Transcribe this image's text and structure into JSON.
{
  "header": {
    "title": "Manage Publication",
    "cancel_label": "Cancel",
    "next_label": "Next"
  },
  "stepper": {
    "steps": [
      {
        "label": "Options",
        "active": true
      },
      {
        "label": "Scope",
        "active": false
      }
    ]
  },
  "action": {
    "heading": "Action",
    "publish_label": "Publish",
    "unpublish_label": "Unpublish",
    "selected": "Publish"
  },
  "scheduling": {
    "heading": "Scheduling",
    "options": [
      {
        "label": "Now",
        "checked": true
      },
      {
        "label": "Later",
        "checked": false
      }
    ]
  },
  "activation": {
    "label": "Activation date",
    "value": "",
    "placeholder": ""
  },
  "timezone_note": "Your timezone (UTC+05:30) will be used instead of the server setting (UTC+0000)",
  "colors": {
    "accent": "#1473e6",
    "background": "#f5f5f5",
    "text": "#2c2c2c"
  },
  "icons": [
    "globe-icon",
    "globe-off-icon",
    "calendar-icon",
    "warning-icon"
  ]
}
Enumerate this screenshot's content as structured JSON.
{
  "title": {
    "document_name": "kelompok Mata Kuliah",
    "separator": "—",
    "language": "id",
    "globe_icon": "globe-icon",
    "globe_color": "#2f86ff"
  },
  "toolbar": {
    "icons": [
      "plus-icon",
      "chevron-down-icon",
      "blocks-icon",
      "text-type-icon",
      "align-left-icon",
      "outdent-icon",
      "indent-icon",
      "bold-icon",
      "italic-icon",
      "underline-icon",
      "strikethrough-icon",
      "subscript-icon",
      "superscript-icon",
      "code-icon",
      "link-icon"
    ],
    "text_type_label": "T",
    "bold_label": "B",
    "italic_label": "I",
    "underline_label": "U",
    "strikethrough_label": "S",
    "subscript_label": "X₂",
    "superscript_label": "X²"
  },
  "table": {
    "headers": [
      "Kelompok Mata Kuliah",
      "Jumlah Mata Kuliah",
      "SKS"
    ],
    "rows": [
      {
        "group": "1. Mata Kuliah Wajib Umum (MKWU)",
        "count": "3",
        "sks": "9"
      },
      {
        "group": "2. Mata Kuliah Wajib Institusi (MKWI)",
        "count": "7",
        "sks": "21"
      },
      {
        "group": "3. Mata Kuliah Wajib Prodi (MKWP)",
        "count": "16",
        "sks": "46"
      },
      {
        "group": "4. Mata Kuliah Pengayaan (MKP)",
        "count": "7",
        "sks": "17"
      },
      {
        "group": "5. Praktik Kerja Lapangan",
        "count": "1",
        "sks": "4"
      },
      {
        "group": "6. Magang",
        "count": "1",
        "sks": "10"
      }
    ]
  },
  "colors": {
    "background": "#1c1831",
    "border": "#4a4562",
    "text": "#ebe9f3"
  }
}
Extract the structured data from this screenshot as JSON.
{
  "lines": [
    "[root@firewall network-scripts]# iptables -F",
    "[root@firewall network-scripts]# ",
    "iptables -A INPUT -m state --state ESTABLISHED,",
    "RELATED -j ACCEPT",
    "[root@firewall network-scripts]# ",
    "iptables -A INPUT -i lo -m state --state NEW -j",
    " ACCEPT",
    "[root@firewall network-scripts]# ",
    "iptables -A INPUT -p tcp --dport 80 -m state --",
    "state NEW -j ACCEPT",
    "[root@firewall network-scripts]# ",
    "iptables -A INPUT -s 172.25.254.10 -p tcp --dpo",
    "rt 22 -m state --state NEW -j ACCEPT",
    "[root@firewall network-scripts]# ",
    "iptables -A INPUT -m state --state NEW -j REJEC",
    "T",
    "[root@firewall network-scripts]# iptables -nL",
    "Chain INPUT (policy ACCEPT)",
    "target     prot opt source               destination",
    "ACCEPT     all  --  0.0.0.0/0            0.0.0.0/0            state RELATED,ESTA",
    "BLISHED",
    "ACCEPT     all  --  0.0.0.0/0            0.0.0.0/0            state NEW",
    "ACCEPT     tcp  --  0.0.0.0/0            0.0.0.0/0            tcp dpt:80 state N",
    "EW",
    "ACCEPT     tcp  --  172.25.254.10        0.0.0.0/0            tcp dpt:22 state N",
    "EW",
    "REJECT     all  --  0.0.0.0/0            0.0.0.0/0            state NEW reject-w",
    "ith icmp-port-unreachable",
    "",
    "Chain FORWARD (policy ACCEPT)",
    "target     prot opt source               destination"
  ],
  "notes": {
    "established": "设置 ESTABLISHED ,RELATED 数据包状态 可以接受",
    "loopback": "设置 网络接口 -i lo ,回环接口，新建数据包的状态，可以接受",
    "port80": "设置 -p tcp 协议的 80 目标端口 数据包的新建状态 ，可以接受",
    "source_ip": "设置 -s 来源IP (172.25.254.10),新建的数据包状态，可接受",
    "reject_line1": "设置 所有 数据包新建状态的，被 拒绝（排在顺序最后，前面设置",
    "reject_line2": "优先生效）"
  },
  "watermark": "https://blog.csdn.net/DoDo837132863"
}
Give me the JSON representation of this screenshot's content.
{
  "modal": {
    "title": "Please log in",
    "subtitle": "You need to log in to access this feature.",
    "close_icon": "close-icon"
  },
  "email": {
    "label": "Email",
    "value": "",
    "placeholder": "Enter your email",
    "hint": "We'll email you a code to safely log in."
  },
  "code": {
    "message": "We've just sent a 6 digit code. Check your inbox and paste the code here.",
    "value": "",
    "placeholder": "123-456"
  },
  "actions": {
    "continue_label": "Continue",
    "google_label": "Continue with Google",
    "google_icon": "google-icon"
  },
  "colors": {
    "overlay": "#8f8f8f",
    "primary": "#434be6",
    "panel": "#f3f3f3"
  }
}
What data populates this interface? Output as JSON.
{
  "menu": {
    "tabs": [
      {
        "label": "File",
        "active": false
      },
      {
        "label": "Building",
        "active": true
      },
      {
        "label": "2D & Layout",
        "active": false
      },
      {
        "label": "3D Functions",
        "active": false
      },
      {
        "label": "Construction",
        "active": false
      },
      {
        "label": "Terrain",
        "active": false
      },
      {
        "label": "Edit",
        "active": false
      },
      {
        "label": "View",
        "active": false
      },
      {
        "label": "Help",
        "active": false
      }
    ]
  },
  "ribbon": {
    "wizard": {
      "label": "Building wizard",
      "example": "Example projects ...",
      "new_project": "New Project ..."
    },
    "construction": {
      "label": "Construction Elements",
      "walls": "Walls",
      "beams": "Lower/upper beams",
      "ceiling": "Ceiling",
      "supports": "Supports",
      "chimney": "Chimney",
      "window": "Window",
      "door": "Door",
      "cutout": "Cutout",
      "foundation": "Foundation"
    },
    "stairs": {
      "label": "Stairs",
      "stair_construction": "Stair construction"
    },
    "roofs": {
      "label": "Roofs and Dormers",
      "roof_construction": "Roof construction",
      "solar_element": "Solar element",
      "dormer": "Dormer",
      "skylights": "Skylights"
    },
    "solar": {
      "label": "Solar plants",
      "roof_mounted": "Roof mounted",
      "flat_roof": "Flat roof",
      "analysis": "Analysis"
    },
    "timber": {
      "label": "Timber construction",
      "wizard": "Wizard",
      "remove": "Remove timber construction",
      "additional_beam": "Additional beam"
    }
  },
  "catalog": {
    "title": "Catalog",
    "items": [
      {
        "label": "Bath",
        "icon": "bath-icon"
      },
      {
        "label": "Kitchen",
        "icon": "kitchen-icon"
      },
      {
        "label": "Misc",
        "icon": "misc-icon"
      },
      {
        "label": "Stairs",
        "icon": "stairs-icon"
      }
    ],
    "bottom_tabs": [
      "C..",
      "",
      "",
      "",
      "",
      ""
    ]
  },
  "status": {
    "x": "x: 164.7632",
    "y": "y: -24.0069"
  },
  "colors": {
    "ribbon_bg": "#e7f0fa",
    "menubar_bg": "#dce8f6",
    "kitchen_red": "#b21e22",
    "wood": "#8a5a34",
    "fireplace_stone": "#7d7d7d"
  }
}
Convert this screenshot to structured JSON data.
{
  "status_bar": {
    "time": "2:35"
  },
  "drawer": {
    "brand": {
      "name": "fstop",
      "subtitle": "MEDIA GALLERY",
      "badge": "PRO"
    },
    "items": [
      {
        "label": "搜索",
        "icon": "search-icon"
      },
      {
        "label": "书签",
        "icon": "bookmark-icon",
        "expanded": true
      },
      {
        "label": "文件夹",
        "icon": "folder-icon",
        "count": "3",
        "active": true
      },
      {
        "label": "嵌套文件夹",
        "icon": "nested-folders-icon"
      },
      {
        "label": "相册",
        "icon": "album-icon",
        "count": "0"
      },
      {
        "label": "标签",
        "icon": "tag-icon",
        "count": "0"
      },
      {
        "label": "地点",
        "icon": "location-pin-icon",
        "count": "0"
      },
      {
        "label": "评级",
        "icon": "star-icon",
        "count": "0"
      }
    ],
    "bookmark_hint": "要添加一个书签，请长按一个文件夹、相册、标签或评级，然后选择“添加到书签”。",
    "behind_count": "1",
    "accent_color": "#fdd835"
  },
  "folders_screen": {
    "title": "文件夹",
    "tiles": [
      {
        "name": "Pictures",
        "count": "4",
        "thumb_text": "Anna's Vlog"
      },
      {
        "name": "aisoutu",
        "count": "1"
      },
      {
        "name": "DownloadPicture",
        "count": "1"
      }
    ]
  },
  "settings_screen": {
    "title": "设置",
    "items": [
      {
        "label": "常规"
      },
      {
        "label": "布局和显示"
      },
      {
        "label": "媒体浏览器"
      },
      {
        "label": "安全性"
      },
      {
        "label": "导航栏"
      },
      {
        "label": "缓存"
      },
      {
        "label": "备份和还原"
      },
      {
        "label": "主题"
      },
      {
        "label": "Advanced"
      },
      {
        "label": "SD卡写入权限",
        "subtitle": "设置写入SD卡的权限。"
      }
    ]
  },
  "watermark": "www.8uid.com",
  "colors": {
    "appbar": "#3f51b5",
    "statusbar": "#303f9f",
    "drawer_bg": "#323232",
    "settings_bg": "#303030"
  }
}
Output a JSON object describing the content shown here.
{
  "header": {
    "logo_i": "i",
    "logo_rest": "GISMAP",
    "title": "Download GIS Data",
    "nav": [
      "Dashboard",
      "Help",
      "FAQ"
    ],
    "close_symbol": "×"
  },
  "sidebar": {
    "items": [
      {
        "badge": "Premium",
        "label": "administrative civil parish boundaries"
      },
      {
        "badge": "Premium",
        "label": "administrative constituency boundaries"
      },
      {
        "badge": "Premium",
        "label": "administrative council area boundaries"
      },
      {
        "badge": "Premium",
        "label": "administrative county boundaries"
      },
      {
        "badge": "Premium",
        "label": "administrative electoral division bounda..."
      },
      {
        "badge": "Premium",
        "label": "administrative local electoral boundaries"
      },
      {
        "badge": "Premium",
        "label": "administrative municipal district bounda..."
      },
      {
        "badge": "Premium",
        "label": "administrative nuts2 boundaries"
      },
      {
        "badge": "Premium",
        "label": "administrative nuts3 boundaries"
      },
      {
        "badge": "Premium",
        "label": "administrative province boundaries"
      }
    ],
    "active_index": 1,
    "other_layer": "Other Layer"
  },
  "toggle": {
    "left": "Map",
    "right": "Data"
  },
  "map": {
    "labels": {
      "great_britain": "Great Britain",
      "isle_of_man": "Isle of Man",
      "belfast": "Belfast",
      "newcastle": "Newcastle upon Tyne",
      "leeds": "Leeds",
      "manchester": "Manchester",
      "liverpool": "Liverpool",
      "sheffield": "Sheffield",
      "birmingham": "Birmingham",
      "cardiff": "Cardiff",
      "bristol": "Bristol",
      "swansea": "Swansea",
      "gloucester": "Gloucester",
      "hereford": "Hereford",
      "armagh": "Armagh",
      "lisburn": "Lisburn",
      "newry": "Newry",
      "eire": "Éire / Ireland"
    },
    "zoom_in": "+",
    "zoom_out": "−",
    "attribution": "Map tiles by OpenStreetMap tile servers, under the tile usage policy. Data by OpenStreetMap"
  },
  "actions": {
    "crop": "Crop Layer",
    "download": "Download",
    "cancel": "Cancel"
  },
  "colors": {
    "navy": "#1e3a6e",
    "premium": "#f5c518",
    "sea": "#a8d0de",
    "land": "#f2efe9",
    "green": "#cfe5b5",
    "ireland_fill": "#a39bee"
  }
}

• _GIVEN PROBLEM_
From the data above, copy each line that has the string "tiles".

• _TASK RESPONSE_
    "tiles": [
    "attribution": "Map tiles by OpenStreetMap tile servers, under the tile usage policy. Data by OpenStreetMap"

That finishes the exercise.